→ **Testo**
________________________
In questo contesto di tensione e preoccupazione, non si può non esaminare, seppur sommariamente, qualche aspetto saliente di questi cosiddetti vaccini:

*sono prodotti ancora soggetti a sperimentazione, che terminerà nel 2023, secondo le comunicazioni ufficiali, e hanno suscitato un vivace dibattito anche all’interno del mondo sanitario, tanto che il Comitato internazionale per l’Etica della Biomedicina (CIEB), nel suo Parere in data 27 Dicembre 2021 sulla eticità della partecipazione del personale medico e sperimentatore alla somministrazione del vaccino antiCovid19, richiama il dovere del medico/sperimentatore di rispettare gli obblighi professionale di rigore, prudenza, professionalità, onestà intellettuale e integrità morale nella trasparenza delle decisioni adottate, nell’utilizzo delle conoscenze disponibili e nella presentazione dei risultati scientifici acquisiti (art. 4 Conv. Oviedo, art. 13 Dich. Univ. UNESCO 1997, art. 18 Dich. Univ. Unesco 2005), anche al fine di informare dei rischi di un intervento;

*non si escludono eventi avversi alla relativa somministrazione (https://www.aifa.gov.it/farmacovigilanza-vaccini-covid-19 ), nelle forme di patologie cardiache, respiratorie ed oncologiche, che fanno dubitare che la bilancia tra rischi e benefici sia sempre a priori a favore dei secondi;

*per la loro produzione si è fatto ricorso, in modo diretto od indiretto (https://www.ieb-eib.org/fr/actualite/recherche-biomedicale/recherche-medicale/vaccins-contre-le-coronavirus-et-utilisation-de-cellules-de-ftus-avortes-etat-des-lieux-1922.html; https://www.provitaefamiglia.it/blog/condanna-alluso-di-linee-cellulari-provenienti-da-feti-abortiti-per-i-vaccini-e-impegno-a-promuovere-il-cambiamento-del-sistema ), all’utilizzo di linee cellulari di feti provenienti da aborto volontario, tema, peraltro, su cui la legge si è già espressa garantendo il diritto all’obiezione di coscienza;

*non è ancora dimostrata la loro capacità di fermare il contagio o, almeno, ridurlo fortemente.
________________________
→ **Dati di origine**
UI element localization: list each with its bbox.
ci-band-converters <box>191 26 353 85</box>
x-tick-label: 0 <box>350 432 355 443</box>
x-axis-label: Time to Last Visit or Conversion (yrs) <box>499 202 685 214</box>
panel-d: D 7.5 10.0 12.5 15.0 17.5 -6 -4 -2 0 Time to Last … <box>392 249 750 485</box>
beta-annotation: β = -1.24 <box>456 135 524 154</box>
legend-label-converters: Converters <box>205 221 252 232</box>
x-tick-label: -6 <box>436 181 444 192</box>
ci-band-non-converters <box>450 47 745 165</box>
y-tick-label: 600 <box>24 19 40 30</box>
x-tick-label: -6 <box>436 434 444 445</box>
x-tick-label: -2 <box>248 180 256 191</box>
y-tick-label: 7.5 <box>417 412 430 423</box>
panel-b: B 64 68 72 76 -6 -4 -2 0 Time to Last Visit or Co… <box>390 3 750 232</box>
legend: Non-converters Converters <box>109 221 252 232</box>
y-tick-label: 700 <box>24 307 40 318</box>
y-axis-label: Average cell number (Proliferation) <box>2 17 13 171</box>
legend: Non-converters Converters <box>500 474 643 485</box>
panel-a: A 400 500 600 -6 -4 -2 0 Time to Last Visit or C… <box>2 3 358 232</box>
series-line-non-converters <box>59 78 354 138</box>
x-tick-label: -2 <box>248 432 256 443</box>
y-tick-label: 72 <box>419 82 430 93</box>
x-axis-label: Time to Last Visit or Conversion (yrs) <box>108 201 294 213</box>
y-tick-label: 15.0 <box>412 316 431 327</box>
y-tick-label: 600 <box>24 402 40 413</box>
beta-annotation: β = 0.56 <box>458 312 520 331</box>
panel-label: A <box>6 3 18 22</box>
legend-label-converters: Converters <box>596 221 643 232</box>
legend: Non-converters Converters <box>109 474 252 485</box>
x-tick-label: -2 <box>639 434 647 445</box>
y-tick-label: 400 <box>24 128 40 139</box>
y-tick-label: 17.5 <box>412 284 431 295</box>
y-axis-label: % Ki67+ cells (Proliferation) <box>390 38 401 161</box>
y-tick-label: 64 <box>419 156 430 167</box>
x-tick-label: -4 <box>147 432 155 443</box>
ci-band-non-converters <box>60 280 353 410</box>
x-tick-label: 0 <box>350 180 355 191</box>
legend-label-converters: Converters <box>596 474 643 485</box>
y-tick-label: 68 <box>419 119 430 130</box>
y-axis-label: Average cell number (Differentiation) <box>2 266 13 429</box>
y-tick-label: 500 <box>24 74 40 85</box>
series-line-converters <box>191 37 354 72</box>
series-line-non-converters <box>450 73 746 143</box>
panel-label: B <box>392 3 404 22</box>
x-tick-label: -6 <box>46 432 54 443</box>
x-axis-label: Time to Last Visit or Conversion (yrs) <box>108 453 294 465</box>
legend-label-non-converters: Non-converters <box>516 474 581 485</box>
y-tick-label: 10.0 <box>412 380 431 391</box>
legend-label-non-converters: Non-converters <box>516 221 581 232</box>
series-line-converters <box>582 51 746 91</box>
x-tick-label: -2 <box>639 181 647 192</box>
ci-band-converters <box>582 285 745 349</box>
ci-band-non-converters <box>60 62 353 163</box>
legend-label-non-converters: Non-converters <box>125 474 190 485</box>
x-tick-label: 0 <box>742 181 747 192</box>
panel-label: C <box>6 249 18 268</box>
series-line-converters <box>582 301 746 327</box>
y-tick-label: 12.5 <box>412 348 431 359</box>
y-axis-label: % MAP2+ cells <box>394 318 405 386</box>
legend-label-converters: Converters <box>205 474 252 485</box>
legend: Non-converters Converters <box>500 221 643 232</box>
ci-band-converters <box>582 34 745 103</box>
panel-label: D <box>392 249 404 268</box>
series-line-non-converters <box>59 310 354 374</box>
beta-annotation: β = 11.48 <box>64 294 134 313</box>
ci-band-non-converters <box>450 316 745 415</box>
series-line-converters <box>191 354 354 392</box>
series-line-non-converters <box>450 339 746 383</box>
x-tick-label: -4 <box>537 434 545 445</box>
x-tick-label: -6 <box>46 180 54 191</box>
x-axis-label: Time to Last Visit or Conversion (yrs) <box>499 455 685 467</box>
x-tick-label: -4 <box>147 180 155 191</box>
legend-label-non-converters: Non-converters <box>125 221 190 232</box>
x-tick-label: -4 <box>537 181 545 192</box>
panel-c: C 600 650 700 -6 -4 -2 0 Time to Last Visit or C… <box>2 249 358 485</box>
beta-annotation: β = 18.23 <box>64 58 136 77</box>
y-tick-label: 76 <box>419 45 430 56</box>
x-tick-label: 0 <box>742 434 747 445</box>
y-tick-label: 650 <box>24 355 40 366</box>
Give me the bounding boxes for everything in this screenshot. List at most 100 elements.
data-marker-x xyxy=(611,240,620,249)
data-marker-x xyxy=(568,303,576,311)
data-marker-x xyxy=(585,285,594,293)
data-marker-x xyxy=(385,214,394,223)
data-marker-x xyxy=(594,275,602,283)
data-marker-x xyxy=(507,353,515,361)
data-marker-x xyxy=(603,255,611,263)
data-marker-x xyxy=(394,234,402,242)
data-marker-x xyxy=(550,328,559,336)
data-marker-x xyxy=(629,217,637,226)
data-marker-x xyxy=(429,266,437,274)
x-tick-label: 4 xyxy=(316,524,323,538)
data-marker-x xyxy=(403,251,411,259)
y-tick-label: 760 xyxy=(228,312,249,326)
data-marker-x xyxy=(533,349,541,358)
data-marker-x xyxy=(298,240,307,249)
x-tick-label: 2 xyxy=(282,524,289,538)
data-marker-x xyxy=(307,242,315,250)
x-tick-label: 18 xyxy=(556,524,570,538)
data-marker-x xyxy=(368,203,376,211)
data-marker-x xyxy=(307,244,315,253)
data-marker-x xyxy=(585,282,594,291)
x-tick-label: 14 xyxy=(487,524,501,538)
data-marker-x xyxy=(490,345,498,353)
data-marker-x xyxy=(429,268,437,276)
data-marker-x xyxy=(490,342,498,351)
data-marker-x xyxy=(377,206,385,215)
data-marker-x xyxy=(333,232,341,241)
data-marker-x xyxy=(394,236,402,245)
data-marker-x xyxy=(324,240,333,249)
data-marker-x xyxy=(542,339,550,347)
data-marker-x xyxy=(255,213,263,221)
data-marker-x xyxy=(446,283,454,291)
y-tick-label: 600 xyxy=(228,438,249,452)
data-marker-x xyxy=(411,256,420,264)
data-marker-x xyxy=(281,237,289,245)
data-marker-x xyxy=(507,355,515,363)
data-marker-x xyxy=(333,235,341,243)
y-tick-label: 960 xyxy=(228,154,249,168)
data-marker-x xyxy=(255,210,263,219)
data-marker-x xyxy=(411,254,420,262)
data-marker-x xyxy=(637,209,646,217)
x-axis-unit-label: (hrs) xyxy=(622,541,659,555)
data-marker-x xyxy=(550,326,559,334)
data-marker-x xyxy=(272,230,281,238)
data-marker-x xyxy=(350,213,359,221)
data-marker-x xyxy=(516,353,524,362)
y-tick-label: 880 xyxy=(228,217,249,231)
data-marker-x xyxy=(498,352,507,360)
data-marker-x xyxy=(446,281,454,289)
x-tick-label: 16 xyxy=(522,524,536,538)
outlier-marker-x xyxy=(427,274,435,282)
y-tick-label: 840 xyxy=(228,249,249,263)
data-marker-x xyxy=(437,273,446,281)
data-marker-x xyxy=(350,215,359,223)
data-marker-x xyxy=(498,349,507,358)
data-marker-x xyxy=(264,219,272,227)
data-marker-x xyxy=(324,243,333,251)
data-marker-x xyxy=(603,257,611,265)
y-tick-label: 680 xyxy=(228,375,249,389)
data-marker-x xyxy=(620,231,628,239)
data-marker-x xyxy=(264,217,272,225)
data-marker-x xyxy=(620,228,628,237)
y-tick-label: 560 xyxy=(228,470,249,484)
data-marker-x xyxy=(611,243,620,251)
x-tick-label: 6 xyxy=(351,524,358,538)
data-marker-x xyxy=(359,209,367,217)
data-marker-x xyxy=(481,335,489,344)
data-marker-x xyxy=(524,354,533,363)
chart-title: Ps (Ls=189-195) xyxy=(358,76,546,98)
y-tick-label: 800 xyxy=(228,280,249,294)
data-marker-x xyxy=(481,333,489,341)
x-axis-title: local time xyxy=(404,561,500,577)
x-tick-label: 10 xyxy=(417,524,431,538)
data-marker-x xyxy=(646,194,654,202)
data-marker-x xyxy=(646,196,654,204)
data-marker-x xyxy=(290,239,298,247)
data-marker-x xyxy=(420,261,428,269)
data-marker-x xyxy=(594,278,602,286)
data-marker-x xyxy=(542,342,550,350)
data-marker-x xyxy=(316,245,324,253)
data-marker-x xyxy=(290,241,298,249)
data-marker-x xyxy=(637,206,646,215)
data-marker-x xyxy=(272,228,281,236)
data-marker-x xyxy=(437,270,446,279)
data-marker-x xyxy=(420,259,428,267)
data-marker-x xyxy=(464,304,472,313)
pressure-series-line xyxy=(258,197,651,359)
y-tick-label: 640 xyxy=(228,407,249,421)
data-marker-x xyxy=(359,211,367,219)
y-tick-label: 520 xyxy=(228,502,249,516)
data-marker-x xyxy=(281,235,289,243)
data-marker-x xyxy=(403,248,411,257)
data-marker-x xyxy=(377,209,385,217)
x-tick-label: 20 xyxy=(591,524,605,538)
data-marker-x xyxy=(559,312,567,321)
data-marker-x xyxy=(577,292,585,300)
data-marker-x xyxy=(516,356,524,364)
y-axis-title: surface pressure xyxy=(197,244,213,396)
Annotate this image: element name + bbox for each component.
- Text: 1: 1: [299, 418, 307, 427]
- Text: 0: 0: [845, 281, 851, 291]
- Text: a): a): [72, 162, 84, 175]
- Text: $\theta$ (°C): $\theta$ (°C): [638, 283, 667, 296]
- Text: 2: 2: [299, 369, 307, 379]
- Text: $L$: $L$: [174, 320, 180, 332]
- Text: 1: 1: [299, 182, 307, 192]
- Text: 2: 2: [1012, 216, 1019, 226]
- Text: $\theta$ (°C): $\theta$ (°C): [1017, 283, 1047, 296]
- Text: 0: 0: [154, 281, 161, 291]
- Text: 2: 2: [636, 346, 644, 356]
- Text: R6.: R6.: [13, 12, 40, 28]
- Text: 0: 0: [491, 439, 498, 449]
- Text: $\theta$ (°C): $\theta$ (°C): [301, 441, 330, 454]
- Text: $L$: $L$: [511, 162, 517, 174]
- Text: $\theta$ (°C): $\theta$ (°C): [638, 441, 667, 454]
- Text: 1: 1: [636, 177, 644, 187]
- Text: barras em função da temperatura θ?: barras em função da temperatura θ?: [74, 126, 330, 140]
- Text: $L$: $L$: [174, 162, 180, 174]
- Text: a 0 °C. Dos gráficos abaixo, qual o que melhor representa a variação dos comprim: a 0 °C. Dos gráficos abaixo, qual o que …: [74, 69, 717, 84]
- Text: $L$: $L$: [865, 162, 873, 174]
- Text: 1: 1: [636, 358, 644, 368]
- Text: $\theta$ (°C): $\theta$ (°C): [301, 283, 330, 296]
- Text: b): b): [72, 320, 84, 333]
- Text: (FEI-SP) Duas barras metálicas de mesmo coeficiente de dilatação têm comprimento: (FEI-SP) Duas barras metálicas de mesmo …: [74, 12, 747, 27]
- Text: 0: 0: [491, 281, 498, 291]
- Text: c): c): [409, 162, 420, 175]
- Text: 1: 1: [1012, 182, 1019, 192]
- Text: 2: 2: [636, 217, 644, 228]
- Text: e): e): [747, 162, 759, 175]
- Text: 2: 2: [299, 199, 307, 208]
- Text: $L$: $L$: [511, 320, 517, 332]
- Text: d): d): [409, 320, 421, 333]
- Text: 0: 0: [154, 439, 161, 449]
________________________
→ **Compiti da svolgere**
1: Nel testo sui vaccini anti-Covid, trova gli obblighi professionali che il Parere del CIEB chiede al medico/sperimentatore di rispettare. Elencali tutti.
2: Riassumi in due frasi il testo sui vaccini anti-Covid.
3: Prosegui il testo sui vaccini anti-Covid a partire dalla fine dell'ultimo punto dell'elenco.

→ **Risposte ai compiti**
1:
- rigore
- prudenza
- professionalità
- onestà intellettuale
- integrità morale

2: Il testo sostiene che i vaccini anti-Covid sono ancora in sperimentazione fino al 2023 e hanno acceso un dibattito anche nel mondo sanitario, come mostra un parere del CIEB. Aggiunge che non si escludono eventi avversi, che per produrli si sono usate linee cellulari di feti da aborto volontario e che non è ancora dimostrata la loro capacità di fermare il contagio o di ridurlo fortemente.

3:
Anche con riguardo alla vaccinazione antiCovid19 è, dunque, possibile e fondata una obiezione di coscienza al relativo obbligo: è vero che nel nostro ordinamento non figura ancora alcuna norma ad hoc, ma già la l. 230/1998 ne ha parlato come diritto della persona, in combinato disposto con i principi costituzionali e, circostanza interessante, è l’ordinamento internazionale a consegnare ai cittadini due testi convenzionali molto utili.

Il primo è il Patto per i diritti civili e politici, firmato a New York in data 16 Dicembre 1966, entrato in vigore in Italia in data 23 Marzo 1976, che contiene norme sovraordinate e vincolanti rispetto alle norme nazionali, in particolare, l’art. 18 afferma che ogni individuo ha diritto alla libertà di pensiero, di coscienza e di religione.

Il secondo è il Patto per i diritti economici, sociali e culturali, sempre firmato a New York in data 16 dicembre 1966, entrato in vigore per l’Italia in data 23 marzo 2015, che sancisce l’importanza del divieto di discriminazione e il diritto al lavoro e ai mezzi di sussistenza indispensabili.

Non solo.

Questi testi accordano agli Stati la possibilità di derogare a taluni diritti, solo in casi eccezionali di emergenza e solo attraverso una specifica procedura di notifica al segretario ONU dello stato di emergenza stesso (con indicazione degli articoli in deroga), di cui all’art. 3 del paragrafo n. 29 del Commento in data 31 Agosto 2001 al Patto sui diritti civili e politici: è lo Stato che deve dimostrare che sussiste il bisogno di determinate misure restrittive e di godere di un buon equilibrio tra i suoi poteri, perché le autorità internazionali possono comunque esprimere giudizi sulla legittimità delle azioni di uno Stato membro.

L’Italia non ha mai attivato in questi ultimi due anni alcuna procedura di emergenza presso la segreteria Onu, che renda conformi i suoi provvedimenti restrittivi interni alle citate convenzioni europee.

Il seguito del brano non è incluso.